DIRECTIONS FOR THIS TASK: From the entries below, say how many lines carry the word "heading", and give nothing but the number.

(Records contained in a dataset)

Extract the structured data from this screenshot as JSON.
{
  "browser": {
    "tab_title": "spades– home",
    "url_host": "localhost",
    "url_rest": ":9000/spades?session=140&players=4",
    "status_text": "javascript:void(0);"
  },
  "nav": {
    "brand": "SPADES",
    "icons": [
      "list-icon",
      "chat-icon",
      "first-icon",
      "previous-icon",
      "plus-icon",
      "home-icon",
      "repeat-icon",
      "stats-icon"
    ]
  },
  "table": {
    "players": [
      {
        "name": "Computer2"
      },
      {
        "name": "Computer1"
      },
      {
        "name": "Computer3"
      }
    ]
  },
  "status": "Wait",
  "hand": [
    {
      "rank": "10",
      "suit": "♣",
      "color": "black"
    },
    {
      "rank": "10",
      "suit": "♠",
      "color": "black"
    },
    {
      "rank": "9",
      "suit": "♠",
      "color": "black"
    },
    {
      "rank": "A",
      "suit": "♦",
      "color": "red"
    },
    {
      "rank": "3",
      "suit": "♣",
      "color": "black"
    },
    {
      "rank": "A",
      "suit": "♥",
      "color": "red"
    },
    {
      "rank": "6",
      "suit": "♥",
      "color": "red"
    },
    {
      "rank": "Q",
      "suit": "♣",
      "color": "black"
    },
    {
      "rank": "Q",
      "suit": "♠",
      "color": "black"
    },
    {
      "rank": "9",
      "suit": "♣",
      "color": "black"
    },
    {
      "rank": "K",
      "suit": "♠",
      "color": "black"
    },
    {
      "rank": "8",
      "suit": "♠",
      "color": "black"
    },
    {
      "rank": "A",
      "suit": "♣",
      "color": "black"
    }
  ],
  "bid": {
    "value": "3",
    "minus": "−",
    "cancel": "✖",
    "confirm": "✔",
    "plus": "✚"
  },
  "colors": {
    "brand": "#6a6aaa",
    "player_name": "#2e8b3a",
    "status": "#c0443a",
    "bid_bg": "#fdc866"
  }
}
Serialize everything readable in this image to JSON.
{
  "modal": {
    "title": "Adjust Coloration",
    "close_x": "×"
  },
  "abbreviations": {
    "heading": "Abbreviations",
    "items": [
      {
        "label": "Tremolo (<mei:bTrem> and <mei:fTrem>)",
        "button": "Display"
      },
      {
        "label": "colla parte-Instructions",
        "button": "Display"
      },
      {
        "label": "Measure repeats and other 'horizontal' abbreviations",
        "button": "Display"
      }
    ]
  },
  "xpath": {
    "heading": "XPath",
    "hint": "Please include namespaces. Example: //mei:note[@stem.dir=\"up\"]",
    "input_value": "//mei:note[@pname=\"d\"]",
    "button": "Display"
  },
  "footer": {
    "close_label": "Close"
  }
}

THE COMPLETED TASK: 2